Tally the lines containing "title" and report the number alone.
═══ Rows ═══
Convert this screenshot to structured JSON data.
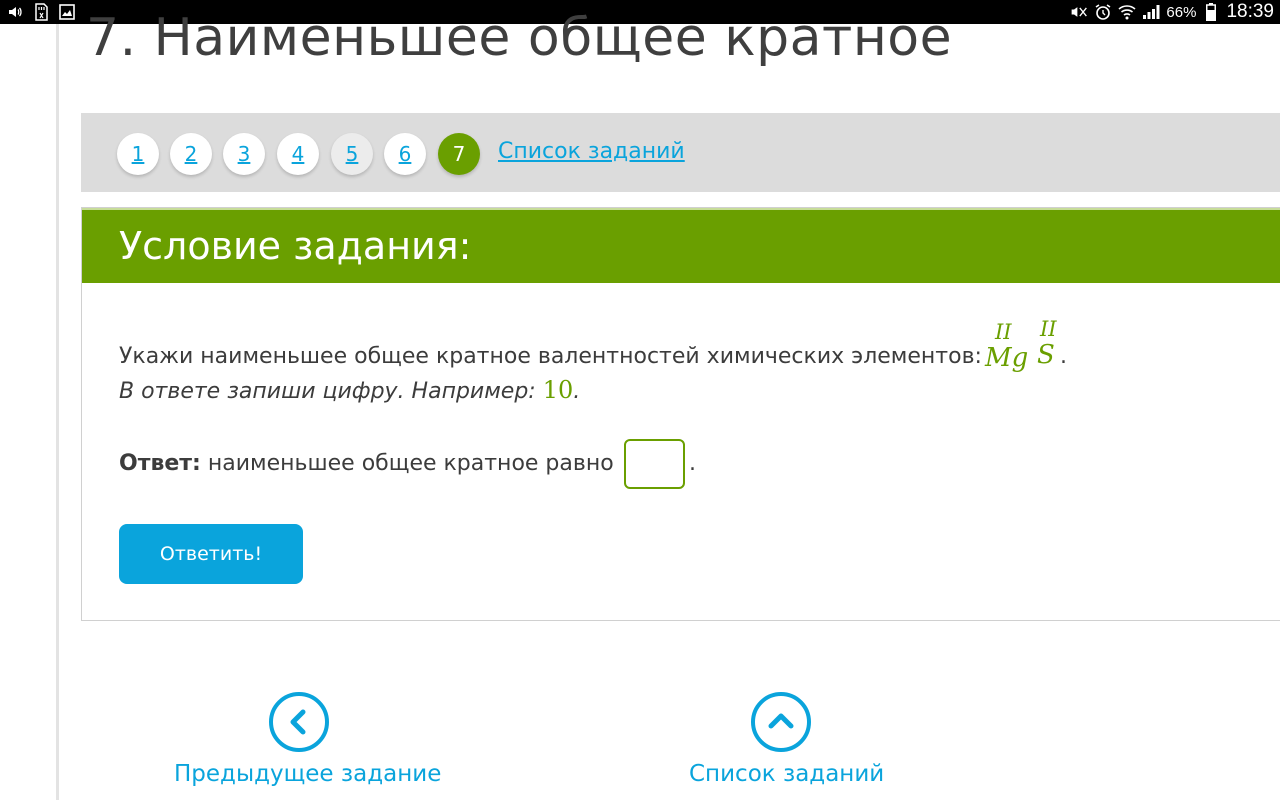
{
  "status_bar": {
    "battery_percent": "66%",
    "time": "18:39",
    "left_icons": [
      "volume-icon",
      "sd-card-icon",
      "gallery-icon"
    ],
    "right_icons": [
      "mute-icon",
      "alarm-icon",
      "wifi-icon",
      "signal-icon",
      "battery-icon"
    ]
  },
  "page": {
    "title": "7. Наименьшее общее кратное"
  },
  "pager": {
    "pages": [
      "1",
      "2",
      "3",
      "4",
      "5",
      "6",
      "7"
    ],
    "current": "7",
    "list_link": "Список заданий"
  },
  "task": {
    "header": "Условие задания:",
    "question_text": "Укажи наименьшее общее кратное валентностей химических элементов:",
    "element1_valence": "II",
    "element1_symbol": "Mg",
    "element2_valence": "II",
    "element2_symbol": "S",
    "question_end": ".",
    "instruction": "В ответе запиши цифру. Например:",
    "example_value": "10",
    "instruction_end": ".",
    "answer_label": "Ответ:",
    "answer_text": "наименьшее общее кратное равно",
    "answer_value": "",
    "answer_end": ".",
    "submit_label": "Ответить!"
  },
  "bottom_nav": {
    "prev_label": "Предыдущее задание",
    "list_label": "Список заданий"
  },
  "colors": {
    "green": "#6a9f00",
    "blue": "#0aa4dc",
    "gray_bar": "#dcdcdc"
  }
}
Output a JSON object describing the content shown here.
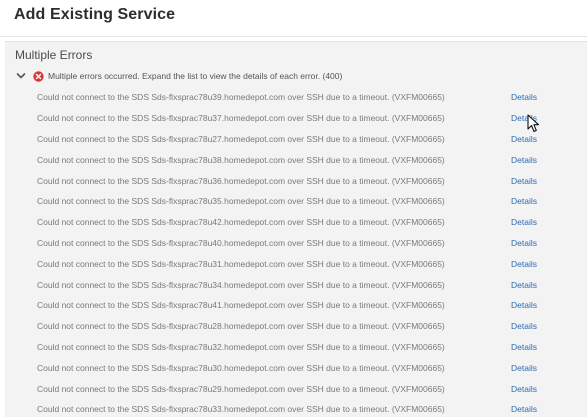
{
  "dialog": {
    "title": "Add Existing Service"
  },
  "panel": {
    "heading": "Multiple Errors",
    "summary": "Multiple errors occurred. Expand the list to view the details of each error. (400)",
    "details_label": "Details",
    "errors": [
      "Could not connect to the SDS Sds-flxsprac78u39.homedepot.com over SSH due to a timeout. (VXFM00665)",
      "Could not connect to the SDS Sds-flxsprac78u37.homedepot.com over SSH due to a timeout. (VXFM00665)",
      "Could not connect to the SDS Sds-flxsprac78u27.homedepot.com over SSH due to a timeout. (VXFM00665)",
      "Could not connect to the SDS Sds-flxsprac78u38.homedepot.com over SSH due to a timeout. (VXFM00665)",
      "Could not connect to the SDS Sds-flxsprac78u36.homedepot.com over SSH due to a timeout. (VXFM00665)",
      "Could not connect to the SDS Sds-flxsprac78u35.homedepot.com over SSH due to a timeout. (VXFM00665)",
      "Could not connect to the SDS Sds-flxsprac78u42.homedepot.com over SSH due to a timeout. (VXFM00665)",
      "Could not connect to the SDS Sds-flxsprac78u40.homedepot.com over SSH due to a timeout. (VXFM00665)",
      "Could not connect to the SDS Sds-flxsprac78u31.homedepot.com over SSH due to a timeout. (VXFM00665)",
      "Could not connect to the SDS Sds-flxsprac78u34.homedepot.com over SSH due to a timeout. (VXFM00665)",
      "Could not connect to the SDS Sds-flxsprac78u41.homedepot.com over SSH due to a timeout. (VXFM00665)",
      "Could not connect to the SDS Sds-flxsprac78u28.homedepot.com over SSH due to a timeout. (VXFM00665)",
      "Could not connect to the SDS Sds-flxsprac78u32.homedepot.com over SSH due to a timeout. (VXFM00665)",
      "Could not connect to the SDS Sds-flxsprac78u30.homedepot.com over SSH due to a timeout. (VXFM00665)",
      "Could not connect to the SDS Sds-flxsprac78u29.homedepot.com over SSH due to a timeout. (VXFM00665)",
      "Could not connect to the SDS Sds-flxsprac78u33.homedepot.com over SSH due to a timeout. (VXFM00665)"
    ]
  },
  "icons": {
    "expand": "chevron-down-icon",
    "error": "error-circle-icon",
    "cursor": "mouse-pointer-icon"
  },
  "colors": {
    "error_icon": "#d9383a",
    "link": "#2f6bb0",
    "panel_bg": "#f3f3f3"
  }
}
═══
▸ **Expected output**
2